▶ _Instrucciones de la tarea_
Retoma, por favor, el texto sobre el centro de día Finiren Txokoa de Pasaia y continúalo a partir de su última oración.

▶ _Extracto de la página_
== == ==
FINIREN TXOKOA: UN LEGADO DE SOLIDARIDAD QUE TRANSFORMA LA VIDA DE LOS MAYORES EN PASAIA
Foto: Archivo – Todos los derechos reservados
En Pasaia, un centro de día llamado Finiren Txokoa está marcando la diferencia en la vida de personas mayores de 60 años. Ubicado en la calle Eskalantegi de Antxo, este lugar se ha convertido en un punto de encuentro esencial para quienes buscan combatir la fragilidad, la soledad o una dependencia moderada.
Un Legado de Amor y Cuidado
Lo que hace único a Finiren Txokoa es su origen: la herencia de Fini Rubio. Esta mujer, con una profunda conciencia social, dejó su patrimonio para crear un espacio dedicado al cuidado de los mayores. Desde su apertura en febrero, el centro ha acogido a una veintena de usuarios, convirtiéndose en un lugar para socializar, disfrutar y prevenir el avance de la dependencia.
El lema del centro, “prevenir antes de la dependencia, no estar solo”, resume su filosofía.
Irati Gartziarena, coordinadora del centro, explica que el objetivo principal es “promover las relaciones sociales y hacer sentir a los mayores que todavía pueden formar parte de la comunidad”.
Finiren Txokoa está diseñado para personas de alrededor de 80 años que, aunque cognitivamente se encuentran bien, buscan mantenerse activas y evitar la soledad. La iniciativa ha tenido una gran acogida entre los vecinos de Pasaia, superando cualquier recelo inicial.
== == ==
▶ _Registros_
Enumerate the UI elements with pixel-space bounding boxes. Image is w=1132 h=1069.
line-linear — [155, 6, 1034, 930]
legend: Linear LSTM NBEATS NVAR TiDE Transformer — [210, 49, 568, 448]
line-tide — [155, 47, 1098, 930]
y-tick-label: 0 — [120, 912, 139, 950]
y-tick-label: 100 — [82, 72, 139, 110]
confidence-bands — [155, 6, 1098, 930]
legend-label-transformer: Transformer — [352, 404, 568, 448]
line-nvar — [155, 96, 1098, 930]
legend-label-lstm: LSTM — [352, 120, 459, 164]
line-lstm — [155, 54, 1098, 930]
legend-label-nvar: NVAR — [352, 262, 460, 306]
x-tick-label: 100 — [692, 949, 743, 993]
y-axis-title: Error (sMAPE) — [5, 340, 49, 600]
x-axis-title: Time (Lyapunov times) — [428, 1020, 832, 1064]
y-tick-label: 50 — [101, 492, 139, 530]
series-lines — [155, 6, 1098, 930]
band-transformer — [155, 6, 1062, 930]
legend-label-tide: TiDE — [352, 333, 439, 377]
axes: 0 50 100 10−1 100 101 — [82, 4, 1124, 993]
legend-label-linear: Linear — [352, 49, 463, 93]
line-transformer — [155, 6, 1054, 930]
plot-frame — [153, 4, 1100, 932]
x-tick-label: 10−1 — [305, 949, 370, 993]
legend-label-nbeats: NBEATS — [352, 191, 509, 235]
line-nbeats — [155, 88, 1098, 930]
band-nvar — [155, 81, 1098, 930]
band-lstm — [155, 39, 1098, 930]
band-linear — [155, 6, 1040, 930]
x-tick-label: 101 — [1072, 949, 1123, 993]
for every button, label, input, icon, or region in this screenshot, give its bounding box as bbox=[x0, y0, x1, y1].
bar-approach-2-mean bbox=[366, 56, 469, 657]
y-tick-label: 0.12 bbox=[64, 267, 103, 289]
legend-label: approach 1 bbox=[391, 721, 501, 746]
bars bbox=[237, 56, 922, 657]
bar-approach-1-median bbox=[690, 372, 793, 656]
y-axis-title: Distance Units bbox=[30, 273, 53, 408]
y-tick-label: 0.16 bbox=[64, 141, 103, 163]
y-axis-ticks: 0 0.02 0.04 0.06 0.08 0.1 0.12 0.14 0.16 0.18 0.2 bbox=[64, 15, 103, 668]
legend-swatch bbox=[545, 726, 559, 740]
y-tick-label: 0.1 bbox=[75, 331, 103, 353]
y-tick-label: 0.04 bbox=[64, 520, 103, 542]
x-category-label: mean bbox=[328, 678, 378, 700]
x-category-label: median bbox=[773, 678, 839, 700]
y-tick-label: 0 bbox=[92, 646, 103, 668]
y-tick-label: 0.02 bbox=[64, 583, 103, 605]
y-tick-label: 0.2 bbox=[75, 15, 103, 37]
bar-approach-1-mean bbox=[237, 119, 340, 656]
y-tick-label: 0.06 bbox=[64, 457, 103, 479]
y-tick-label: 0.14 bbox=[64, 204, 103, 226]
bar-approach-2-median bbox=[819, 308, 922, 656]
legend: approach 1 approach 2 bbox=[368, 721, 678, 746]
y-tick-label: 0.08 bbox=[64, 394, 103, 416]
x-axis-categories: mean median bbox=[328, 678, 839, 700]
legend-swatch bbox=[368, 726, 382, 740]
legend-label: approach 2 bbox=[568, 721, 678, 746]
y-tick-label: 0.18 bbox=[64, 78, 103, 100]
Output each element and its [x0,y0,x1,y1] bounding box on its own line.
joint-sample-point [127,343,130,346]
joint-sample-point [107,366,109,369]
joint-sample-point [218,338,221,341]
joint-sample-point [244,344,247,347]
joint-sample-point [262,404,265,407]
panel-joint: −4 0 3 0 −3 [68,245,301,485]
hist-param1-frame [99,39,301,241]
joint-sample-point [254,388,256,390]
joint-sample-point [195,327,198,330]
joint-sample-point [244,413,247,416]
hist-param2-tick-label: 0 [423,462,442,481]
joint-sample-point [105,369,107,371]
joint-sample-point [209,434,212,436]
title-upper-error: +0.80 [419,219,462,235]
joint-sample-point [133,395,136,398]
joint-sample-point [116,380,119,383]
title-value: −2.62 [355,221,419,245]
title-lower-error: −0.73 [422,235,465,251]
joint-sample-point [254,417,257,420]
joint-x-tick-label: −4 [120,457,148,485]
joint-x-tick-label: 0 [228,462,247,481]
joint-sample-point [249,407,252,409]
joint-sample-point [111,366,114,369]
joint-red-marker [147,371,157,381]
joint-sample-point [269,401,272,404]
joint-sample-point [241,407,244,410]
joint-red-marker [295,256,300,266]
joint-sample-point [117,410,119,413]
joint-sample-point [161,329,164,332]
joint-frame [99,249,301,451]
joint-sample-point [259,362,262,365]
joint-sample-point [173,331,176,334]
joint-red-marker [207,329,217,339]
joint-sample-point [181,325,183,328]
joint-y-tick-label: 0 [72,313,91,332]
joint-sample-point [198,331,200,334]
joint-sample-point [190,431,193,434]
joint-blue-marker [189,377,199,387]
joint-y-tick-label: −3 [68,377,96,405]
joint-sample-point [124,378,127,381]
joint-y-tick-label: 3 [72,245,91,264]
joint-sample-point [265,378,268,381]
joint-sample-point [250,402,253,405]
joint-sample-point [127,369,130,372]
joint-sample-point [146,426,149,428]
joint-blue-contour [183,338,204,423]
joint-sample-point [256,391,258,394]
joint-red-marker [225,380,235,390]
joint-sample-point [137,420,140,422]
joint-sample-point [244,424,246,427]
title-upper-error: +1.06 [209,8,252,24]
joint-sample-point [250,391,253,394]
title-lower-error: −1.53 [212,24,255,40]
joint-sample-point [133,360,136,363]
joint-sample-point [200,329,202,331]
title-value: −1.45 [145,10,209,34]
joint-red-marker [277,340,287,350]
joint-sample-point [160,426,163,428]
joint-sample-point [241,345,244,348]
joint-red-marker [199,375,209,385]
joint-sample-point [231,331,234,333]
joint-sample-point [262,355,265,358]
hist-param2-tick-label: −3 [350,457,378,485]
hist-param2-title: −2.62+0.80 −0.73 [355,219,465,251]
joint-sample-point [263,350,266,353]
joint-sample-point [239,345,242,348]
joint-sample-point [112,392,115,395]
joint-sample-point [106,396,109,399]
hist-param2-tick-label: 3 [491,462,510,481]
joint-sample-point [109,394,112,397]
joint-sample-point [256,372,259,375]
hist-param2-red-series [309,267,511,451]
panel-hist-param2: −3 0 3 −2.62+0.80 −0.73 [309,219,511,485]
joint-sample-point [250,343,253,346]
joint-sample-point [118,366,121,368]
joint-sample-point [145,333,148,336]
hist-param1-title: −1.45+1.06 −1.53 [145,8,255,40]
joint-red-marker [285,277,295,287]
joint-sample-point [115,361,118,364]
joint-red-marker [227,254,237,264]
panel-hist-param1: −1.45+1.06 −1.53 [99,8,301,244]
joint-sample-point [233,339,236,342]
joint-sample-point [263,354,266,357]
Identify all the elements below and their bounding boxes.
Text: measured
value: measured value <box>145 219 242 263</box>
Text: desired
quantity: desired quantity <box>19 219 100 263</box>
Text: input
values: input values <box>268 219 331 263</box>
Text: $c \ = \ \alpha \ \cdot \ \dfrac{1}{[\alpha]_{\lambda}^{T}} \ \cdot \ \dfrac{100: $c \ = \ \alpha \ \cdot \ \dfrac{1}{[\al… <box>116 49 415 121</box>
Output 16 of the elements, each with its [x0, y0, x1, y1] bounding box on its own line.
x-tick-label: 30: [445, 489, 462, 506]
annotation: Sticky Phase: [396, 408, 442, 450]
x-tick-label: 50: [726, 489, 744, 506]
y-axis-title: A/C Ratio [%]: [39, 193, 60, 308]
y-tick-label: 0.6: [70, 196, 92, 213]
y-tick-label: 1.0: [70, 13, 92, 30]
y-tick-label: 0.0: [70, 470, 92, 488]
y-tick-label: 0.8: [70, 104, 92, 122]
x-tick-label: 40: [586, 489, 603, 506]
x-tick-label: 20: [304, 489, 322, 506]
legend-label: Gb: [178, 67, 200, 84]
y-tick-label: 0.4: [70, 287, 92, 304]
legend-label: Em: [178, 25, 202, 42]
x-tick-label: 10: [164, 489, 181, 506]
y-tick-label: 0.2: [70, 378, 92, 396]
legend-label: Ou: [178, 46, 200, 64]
== == ==
▶ _Resultado del ejercicio_
Un Cambio Palpable en la Vida de los Usuarios
La coordinadora destaca que el miedo inicial a un centro de día ha desaparecido por completo. Los usuarios acuden “encantados” y disfrutan de pasar el día de la forma más activa posible. El centro opera en dos turnos, mañana y tarde, y los usuarios pueden elegir si asisten todos los días o solo algunos.
Este espacio ha permitido que personas que antes solo se saludaban en la calle ahora estén “haciendo mucha amistad”.
Maite, hija de una usuaria de 92 años, relata con emoción el impacto del centro en su madre. Aunque al principio se mostraron un poco reacias, la transformación ha sido evidente. “Veo a mi madre más activa, más motivada”, afirma. Su madre ha recuperado el interés por la lectura y disfruta de las manualidades y la pintura.
Para la madre de Maite, ir a Finiren Txokoa es “como cuando ibas al colegio”.
Ha establecido nuevas relaciones y disfruta de la compañía. Esta nueva rutina ha mejorado la autonomía de su madre y ha traído tranquilidad a la familia. “Estamos contentas, muy contentas”, concluye Maite.
Ilusión, Alegría y Nuevas Amistades
Arantxa y José Antonio, un matrimonio que acude al centro desde el primer día, son un claro ejemplo de esta nueva etapa. Para Arantxa, Finiren Txokoa supone “ilusión, alegría, ganas de acudir”.
Destaca la importancia de las nuevas amistades: “Encontramos gente que conocemos de vista, pero nunca hemos charlado. Y aquí charlamos de todo lo habido y por haber”. José Antonio lo vive “con mucha alegría” y celebra poder compartir la experiencia con su mujer.
Arantxa describe la variedad de actividades con entusiasmo: desde ejercicios para la mente hasta gimnasia suave, talleres de pintura y lectura comentada. El centro también es “una ventana abierta a la comunidad”, con charlas y visitas de agentes externos.
Para ellos, la asistencia se ha convertido en una parte fundamental de su rutina.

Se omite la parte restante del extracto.